AppleScript + Consulting = Profit?
January 22, 2006 3:46 PM   Subscribe

I was laid off recently and want to use my knowledge of AppleScript to do some consulting. I have a meeting this week about automating tasks for a local newspaper, but am uncertain how to bill such a project.

How does one determine rates? Should it be by the hour or for the entire project? Is the source code typically given as well?
posted by the biscuit man to Work & Money (1 answer total)
 
Your rates just have to be locally competitive with those of other amateur programmers (not meant to be disparaging, I mean as compared to programmers with enterprise software-development experience). If there's an Apple users group in your area you might ask them what AppleScript contractors are getting.

Then, here's what I'd do in the meeting: try to come to enough of an understanding of the work to be done to estimate the number of hours it will take you, and then offer them a flat bid for the entire project at 20% over that. Do this openly, explaining that it caps their costs and protects them from overruns, and incents you to get the job done quickly. If they ask what prevents you from cutting corners to get done and paid, the answer is: you want them to come back to you for future projects.

YOUR GOAL:
Write the next part of the forum thread on billing for AppleScript consulting, starting right after its last sentence.

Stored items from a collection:
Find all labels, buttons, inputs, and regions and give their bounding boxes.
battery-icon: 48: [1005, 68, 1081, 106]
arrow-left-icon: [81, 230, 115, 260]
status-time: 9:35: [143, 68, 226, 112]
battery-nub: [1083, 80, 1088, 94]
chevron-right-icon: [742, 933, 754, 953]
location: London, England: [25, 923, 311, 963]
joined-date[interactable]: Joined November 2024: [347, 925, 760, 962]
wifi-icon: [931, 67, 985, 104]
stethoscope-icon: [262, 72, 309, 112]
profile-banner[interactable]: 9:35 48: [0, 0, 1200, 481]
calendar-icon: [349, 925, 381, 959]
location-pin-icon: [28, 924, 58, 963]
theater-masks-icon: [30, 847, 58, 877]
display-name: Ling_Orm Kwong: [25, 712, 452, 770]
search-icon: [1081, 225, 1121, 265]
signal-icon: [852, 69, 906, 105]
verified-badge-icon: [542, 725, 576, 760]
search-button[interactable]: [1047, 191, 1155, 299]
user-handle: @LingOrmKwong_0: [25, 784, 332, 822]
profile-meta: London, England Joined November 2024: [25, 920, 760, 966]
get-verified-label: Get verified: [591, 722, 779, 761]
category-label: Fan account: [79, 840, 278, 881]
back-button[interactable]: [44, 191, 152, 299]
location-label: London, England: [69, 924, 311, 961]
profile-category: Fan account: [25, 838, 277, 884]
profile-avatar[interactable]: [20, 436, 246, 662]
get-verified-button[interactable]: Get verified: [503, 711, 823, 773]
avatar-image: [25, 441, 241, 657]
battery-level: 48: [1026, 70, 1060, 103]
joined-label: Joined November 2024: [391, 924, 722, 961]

ANSWER BOX:
(If the project is too large to get to a work-time estimate in the meeting, offer a time-and-materials estimate for an initial requirements-analysis phase, at the end of which they'll pay for your work to date and you'll give them a flat bid for completion and the requirements documentation which they can bid out if they don't like your number.)

Try to get a phased payout of the bid amount: say 50% up front + 50% on delivery or acceptance. They'll probably want to negotiate that, which is fine, but don't give it up completely - it's good precedent for larger later projects.

Offer the client an unlimited license to modify or reuse the source code, while retaining your ability to do the same. This is part of your pitch for the flat fee: they can hire someone else to maintain the code if they don't like your performance.

You can also try for an ongoing maintenance contract - some minimal monthly fee that guarantees your availability for support, bugfixes, and minor feature adds.